#### [Task]
Look over the lines below. Report each one that includes the string "Expression".
/---
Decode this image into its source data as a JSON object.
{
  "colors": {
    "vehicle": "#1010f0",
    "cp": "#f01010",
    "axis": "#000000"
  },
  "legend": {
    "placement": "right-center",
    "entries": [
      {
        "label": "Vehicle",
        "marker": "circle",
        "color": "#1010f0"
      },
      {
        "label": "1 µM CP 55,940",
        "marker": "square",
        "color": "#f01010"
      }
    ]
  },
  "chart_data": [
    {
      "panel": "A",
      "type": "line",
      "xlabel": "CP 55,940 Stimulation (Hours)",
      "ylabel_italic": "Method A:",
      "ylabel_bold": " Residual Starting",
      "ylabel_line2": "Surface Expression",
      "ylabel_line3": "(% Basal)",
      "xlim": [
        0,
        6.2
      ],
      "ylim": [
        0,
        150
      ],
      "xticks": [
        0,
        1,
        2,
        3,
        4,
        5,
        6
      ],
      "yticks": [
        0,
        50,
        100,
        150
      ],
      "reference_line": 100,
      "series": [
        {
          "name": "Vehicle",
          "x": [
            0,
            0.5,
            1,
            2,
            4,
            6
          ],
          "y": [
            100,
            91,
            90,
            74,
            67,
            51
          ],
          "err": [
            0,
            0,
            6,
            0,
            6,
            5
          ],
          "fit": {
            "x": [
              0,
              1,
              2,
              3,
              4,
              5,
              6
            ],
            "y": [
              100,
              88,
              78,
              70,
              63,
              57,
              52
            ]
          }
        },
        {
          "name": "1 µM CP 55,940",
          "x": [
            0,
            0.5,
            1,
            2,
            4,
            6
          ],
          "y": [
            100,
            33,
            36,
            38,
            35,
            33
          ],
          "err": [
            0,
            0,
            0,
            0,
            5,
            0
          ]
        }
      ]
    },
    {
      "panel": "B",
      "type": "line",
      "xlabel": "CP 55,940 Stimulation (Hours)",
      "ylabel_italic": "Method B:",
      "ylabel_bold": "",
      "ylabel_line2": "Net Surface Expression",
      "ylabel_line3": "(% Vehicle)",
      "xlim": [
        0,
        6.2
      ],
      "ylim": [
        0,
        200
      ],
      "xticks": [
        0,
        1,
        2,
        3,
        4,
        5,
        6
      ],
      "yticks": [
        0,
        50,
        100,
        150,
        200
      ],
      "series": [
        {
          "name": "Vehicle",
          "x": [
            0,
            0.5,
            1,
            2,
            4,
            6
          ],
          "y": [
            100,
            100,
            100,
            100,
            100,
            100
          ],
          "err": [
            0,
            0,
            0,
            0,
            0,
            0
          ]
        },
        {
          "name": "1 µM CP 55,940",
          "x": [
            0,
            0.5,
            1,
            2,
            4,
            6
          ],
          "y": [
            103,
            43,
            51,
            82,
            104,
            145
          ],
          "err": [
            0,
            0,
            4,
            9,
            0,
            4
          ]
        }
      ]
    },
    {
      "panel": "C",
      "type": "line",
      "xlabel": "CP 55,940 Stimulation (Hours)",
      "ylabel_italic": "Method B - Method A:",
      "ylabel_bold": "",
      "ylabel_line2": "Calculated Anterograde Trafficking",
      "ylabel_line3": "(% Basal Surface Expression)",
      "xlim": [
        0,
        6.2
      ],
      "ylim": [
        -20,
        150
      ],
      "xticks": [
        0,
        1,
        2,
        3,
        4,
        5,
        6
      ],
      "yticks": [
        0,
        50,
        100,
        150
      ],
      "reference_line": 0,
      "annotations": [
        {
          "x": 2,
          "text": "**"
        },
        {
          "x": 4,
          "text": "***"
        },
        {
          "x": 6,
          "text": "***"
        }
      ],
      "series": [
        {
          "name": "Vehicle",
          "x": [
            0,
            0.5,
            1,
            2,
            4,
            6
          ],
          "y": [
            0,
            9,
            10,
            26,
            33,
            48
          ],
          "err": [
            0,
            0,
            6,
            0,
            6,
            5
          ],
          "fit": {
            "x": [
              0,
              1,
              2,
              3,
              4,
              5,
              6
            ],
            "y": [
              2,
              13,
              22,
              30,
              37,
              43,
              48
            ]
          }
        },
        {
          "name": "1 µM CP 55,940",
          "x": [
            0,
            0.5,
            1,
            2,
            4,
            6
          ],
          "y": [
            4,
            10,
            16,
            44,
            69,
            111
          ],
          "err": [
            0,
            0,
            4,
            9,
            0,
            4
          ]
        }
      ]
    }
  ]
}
\---
#### [Solution]
      "ylabel_line2": "Surface Expression",
      "ylabel_line2": "Net Surface Expression",
      "ylabel_line3": "(% Basal Surface Expression)",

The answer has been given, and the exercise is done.